What you will do: Restate every entry word for word.

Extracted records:
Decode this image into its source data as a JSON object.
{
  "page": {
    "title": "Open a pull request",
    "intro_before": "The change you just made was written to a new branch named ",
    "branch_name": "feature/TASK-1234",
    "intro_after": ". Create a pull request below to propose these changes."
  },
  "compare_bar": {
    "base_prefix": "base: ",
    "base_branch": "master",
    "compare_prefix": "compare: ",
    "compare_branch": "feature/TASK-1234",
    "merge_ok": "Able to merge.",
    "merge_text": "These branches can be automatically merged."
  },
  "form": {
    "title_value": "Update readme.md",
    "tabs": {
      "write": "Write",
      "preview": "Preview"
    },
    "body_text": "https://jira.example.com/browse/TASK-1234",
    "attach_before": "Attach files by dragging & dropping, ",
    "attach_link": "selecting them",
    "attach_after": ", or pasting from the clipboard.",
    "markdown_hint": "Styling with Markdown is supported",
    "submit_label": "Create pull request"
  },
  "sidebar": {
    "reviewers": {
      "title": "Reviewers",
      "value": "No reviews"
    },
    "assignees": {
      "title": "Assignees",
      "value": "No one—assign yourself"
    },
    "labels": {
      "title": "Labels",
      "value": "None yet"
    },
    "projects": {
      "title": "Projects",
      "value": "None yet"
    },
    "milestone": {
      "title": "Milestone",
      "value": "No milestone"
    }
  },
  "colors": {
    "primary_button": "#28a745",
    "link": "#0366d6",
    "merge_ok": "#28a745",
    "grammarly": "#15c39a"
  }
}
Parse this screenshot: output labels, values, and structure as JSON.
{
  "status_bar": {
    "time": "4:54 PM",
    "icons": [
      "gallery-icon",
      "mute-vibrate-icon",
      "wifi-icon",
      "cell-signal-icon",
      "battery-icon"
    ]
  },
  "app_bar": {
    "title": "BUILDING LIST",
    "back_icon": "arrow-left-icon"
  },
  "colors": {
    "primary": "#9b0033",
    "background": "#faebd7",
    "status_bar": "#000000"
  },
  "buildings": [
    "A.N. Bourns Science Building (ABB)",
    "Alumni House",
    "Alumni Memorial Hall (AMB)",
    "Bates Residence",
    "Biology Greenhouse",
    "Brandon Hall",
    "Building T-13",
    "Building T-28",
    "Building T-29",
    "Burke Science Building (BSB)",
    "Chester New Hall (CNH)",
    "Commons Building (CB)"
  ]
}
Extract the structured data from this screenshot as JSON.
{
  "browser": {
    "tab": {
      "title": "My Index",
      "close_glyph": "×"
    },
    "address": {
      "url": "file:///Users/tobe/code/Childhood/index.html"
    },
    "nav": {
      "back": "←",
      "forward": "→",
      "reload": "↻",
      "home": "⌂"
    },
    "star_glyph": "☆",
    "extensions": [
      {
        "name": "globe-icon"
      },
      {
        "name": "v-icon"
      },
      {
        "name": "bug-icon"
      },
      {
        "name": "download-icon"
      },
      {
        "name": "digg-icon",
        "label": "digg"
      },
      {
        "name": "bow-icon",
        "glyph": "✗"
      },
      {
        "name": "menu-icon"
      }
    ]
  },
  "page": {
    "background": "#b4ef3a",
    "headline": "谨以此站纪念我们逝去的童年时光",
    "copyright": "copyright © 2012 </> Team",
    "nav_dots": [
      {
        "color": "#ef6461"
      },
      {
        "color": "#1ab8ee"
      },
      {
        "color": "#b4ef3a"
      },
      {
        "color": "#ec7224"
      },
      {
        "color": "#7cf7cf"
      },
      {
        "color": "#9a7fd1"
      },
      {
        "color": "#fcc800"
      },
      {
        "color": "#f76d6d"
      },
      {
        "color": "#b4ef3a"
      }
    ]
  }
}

Solution:
Decode this image into its source data as a JSON object.
{
  "page": {
    "title": "Open a pull request",
    "intro_before": "The change you just made was written to a new branch named ",
    "branch_name": "feature/TASK-1234",
    "intro_after": ". Create a pull request below to propose these changes."
  },
  "compare_bar": {
    "base_prefix": "base: ",
    "base_branch": "master",
    "compare_prefix": "compare: ",
    "compare_branch": "feature/TASK-1234",
    "merge_ok": "Able to merge.",
    "merge_text": "These branches can be automatically merged."
  },
  "form": {
    "title_value": "Update readme.md",
    "tabs": {
      "write": "Write",
      "preview": "Preview"
    },
    "body_text": "https://jira.example.com/browse/TASK-1234",
    "attach_before": "Attach files by dragging & dropping, ",
    "attach_link": "selecting them",
    "attach_after": ", or pasting from the clipboard.",
    "markdown_hint": "Styling with Markdown is supported",
    "submit_label": "Create pull request"
  },
  "sidebar": {
    "reviewers": {
      "title": "Reviewers",
      "value": "No reviews"
    },
    "assignees": {
      "title": "Assignees",
      "value": "No one—assign yourself"
    },
    "labels": {
      "title": "Labels",
      "value": "None yet"
    },
    "projects": {
      "title": "Projects",
      "value": "None yet"
    },
    "milestone": {
      "title": "Milestone",
      "value": "No milestone"
    }
  },
  "colors": {
    "primary_button": "#28a745",
    "link": "#0366d6",
    "merge_ok": "#28a745",
    "grammarly": "#15c39a"
  }
}
Parse this screenshot: output labels, values, and structure as JSON.
{
  "status_bar": {
    "time": "4:54 PM",
    "icons": [
      "gallery-icon",
      "mute-vibrate-icon",
      "wifi-icon",
      "cell-signal-icon",
      "battery-icon"
    ]
  },
  "app_bar": {
    "title": "BUILDING LIST",
    "back_icon": "arrow-left-icon"
  },
  "colors": {
    "primary": "#9b0033",
    "background": "#faebd7",
    "status_bar": "#000000"
  },
  "buildings": [
    "A.N. Bourns Science Building (ABB)",
    "Alumni House",
    "Alumni Memorial Hall (AMB)",
    "Bates Residence",
    "Biology Greenhouse",
    "Brandon Hall",
    "Building T-13",
    "Building T-28",
    "Building T-29",
    "Burke Science Building (BSB)",
    "Chester New Hall (CNH)",
    "Commons Building (CB)"
  ]
}
Extract the structured data from this screenshot as JSON.
{
  "browser": {
    "tab": {
      "title": "My Index",
      "close_glyph": "×"
    },
    "address": {
      "url": "file:///Users/tobe/code/Childhood/index.html"
    },
    "nav": {
      "back": "←",
      "forward": "→",
      "reload": "↻",
      "home": "⌂"
    },
    "star_glyph": "☆",
    "extensions": [
      {
        "name": "globe-icon"
      },
      {
        "name": "v-icon"
      },
      {
        "name": "bug-icon"
      },
      {
        "name": "download-icon"
      },
      {
        "name": "digg-icon",
        "label": "digg"
      },
      {
        "name": "bow-icon",
        "glyph": "✗"
      },
      {
        "name": "menu-icon"
      }
    ]
  },
  "page": {
    "background": "#b4ef3a",
    "headline": "谨以此站纪念我们逝去的童年时光",
    "copyright": "copyright © 2012 </> Team",
    "nav_dots": [
      {
        "color": "#ef6461"
      },
      {
        "color": "#1ab8ee"
      },
      {
        "color": "#b4ef3a"
      },
      {
        "color": "#ec7224"
      },
      {
        "color": "#7cf7cf"
      },
      {
        "color": "#9a7fd1"
      },
      {
        "color": "#fcc800"
      },
      {
        "color": "#f76d6d"
      },
      {
        "color": "#b4ef3a"
      }
    ]
  }
}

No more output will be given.